*AIM OF THE EXERCISE*
Reproduce every entry below precisely; do not include the pictures.

*RECORDS PROVIDED*

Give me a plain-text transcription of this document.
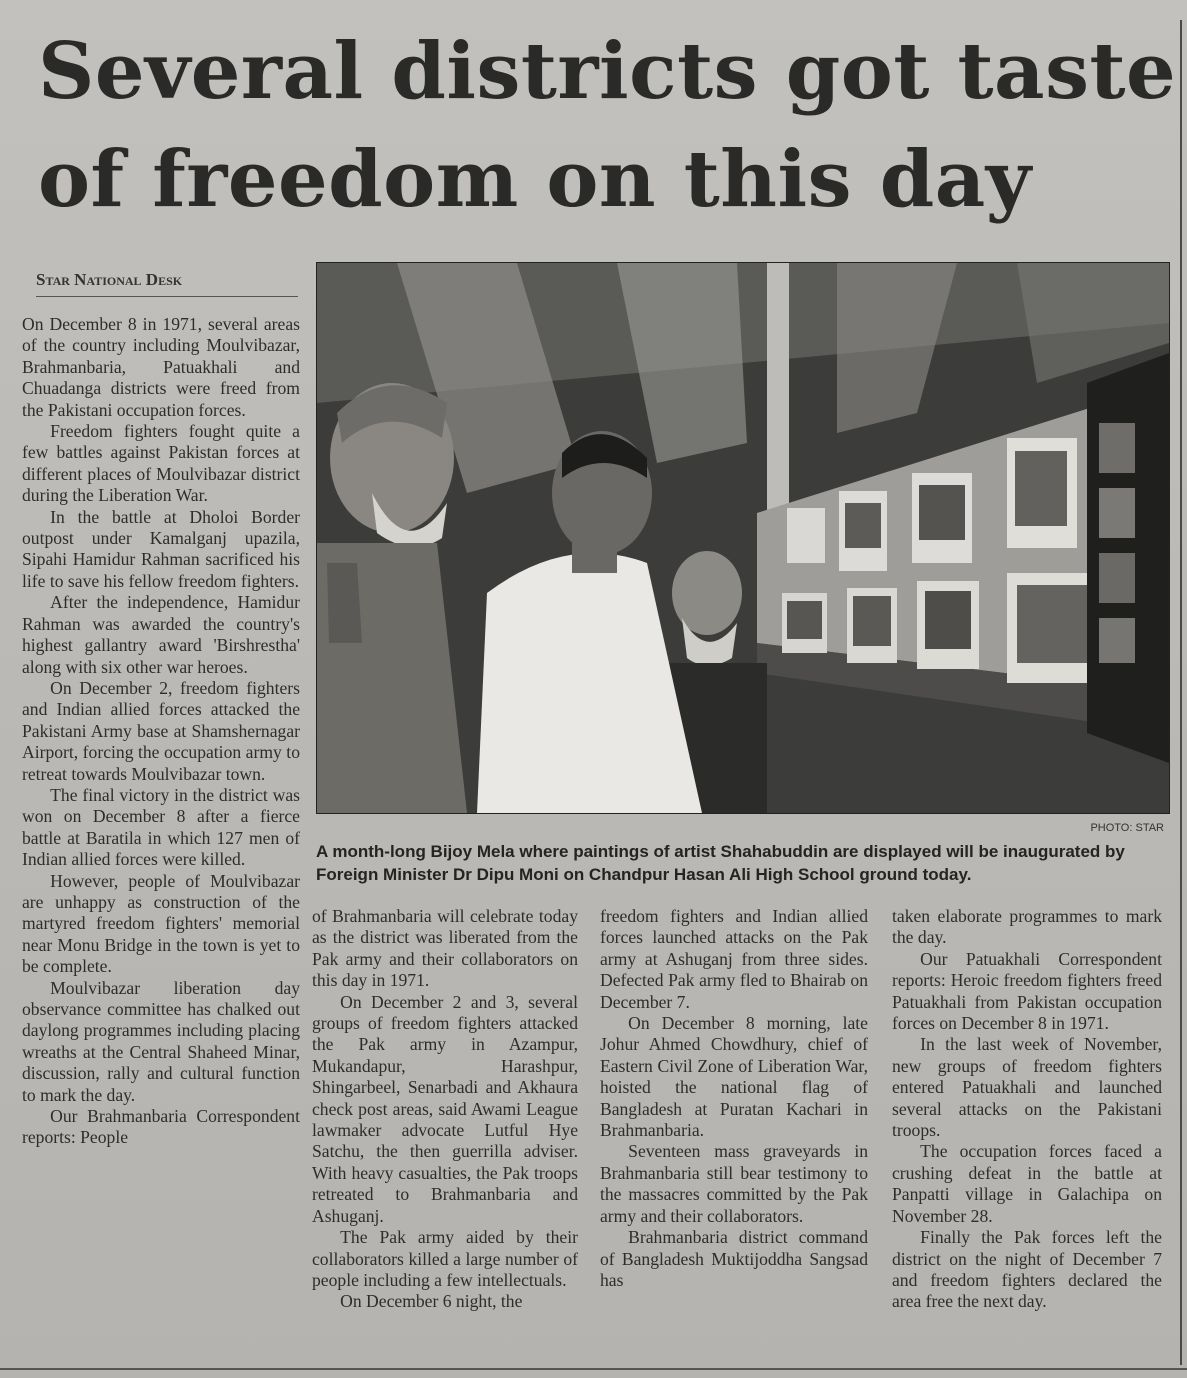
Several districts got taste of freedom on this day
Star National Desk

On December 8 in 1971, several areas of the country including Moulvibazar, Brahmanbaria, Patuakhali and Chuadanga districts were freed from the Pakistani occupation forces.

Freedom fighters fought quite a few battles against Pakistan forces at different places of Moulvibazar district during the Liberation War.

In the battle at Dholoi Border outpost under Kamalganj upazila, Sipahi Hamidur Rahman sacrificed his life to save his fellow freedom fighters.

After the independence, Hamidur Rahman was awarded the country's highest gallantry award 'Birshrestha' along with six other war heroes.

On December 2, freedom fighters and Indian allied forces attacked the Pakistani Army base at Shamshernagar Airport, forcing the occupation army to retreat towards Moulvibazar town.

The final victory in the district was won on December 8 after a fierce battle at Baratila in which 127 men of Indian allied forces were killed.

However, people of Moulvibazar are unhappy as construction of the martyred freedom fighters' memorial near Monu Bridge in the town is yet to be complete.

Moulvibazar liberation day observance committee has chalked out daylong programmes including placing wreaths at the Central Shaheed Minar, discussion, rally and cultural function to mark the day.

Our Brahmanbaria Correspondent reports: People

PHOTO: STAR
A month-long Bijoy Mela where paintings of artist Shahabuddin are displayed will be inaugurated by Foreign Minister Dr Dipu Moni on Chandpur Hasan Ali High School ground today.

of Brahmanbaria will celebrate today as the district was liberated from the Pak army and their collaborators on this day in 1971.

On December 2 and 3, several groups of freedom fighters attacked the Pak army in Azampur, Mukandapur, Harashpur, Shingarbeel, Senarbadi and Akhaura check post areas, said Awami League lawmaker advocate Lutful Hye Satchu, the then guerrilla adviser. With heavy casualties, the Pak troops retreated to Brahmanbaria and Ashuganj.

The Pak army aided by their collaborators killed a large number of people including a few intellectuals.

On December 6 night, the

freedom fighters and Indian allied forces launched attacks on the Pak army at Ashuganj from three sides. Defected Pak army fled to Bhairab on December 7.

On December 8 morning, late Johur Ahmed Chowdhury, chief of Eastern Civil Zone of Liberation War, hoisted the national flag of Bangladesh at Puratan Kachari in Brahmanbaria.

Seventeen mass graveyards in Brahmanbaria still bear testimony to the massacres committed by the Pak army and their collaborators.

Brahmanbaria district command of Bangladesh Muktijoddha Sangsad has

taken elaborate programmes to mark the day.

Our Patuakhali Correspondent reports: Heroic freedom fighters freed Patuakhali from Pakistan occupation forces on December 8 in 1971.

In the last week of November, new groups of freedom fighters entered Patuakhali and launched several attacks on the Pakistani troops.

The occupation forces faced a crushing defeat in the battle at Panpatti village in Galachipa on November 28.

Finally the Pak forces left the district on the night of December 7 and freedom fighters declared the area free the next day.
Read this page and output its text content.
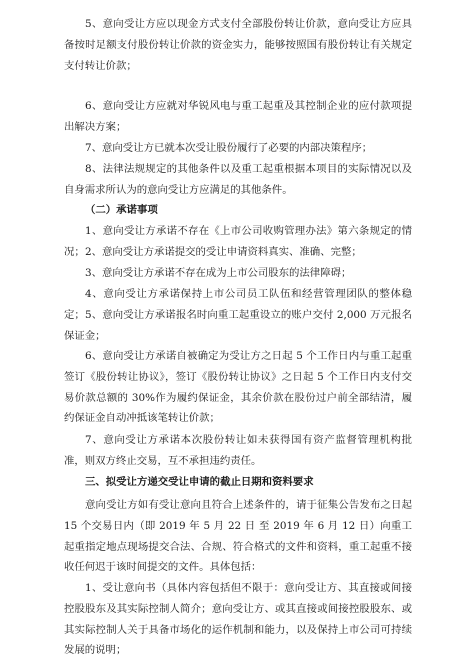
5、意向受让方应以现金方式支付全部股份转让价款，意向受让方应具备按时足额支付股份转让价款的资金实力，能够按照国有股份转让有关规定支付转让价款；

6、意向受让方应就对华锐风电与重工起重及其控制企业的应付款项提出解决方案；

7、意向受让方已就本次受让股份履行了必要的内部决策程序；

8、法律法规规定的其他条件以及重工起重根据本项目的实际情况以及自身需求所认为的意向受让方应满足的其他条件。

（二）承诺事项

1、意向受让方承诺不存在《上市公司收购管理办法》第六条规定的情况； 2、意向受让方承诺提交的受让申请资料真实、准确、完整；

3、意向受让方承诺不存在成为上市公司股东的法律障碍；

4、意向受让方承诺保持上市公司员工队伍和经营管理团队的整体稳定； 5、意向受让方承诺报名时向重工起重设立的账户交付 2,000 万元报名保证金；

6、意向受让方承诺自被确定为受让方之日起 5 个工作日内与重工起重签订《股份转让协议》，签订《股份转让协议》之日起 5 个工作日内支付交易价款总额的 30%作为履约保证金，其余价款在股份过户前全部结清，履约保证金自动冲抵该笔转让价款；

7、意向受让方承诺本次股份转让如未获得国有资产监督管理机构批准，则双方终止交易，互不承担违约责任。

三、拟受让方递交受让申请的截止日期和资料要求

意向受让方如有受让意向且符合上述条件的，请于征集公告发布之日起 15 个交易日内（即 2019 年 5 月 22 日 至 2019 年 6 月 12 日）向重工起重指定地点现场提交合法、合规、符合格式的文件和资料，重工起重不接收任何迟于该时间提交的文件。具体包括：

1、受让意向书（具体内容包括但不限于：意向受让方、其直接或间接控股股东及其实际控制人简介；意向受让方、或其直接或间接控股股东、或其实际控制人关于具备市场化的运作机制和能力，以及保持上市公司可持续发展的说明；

*FULL SOLUTION*
Give me a plain-text transcription of this document.
Several districts got taste of freedom on this day
Star National Desk

On December 8 in 1971, several areas of the country including Moulvibazar, Brahmanbaria, Patuakhali and Chuadanga districts were freed from the Pakistani occupation forces.

Freedom fighters fought quite a few battles against Pakistan forces at different places of Moulvibazar district during the Liberation War.

In the battle at Dholoi Border outpost under Kamalganj upazila, Sipahi Hamidur Rahman sacrificed his life to save his fellow freedom fighters.

After the independence, Hamidur Rahman was awarded the country's highest gallantry award 'Birshrestha' along with six other war heroes.

On December 2, freedom fighters and Indian allied forces attacked the Pakistani Army base at Shamshernagar Airport, forcing the occupation army to retreat towards Moulvibazar town.

The final victory in the district was won on December 8 after a fierce battle at Baratila in which 127 men of Indian allied forces were killed.

However, people of Moulvibazar are unhappy as construction of the martyred freedom fighters' memorial near Monu Bridge in the town is yet to be complete.

Moulvibazar liberation day observance committee has chalked out daylong programmes including placing wreaths at the Central Shaheed Minar, discussion, rally and cultural function to mark the day.

Our Brahmanbaria Correspondent reports: People

PHOTO: STAR
A month-long Bijoy Mela where paintings of artist Shahabuddin are displayed will be inaugurated by Foreign Minister Dr Dipu Moni on Chandpur Hasan Ali High School ground today.

of Brahmanbaria will celebrate today as the district was liberated from the Pak army and their collaborators on this day in 1971.

On December 2 and 3, several groups of freedom fighters attacked the Pak army in Azampur, Mukandapur, Harashpur, Shingarbeel, Senarbadi and Akhaura check post areas, said Awami League lawmaker advocate Lutful Hye Satchu, the then guerrilla adviser. With heavy casualties, the Pak troops retreated to Brahmanbaria and Ashuganj.

The Pak army aided by their collaborators killed a large number of people including a few intellectuals.

On December 6 night, the

freedom fighters and Indian allied forces launched attacks on the Pak army at Ashuganj from three sides. Defected Pak army fled to Bhairab on December 7.

On December 8 morning, late Johur Ahmed Chowdhury, chief of Eastern Civil Zone of Liberation War, hoisted the national flag of Bangladesh at Puratan Kachari in Brahmanbaria.

Seventeen mass graveyards in Brahmanbaria still bear testimony to the massacres committed by the Pak army and their collaborators.

Brahmanbaria district command of Bangladesh Muktijoddha Sangsad has

taken elaborate programmes to mark the day.

Our Patuakhali Correspondent reports: Heroic freedom fighters freed Patuakhali from Pakistan occupation forces on December 8 in 1971.

In the last week of November, new groups of freedom fighters entered Patuakhali and launched several attacks on the Pakistani troops.

The occupation forces faced a crushing defeat in the battle at Panpatti village in Galachipa on November 28.

Finally the Pak forces left the district on the night of December 7 and freedom fighters declared the area free the next day.
Read this page and output its text content.
5、意向受让方应以现金方式支付全部股份转让价款，意向受让方应具备按时足额支付股份转让价款的资金实力，能够按照国有股份转让有关规定支付转让价款；

6、意向受让方应就对华锐风电与重工起重及其控制企业的应付款项提出解决方案；

7、意向受让方已就本次受让股份履行了必要的内部决策程序；

8、法律法规规定的其他条件以及重工起重根据本项目的实际情况以及自身需求所认为的意向受让方应满足的其他条件。

（二）承诺事项

1、意向受让方承诺不存在《上市公司收购管理办法》第六条规定的情况； 2、意向受让方承诺提交的受让申请资料真实、准确、完整；

3、意向受让方承诺不存在成为上市公司股东的法律障碍；

4、意向受让方承诺保持上市公司员工队伍和经营管理团队的整体稳定； 5、意向受让方承诺报名时向重工起重设立的账户交付 2,000 万元报名保证金；

6、意向受让方承诺自被确定为受让方之日起 5 个工作日内与重工起重签订《股份转让协议》，签订《股份转让协议》之日起 5 个工作日内支付交易价款总额的 30%作为履约保证金，其余价款在股份过户前全部结清，履约保证金自动冲抵该笔转让价款；

7、意向受让方承诺本次股份转让如未获得国有资产监督管理机构批准，则双方终止交易，互不承担违约责任。

三、拟受让方递交受让申请的截止日期和资料要求

意向受让方如有受让意向且符合上述条件的，请于征集公告发布之日起 15 个交易日内（即 2019 年 5 月 22 日 至 2019 年 6 月 12 日）向重工起重指定地点现场提交合法、合规、符合格式的文件和资料，重工起重不接收任何迟于该时间提交的文件。具体包括：

1、受让意向书（具体内容包括但不限于：意向受让方、其直接或间接控股股东及其实际控制人简介；意向受让方、或其直接或间接控股股东、或其实际控制人关于具备市场化的运作机制和能力，以及保持上市公司可持续发展的说明；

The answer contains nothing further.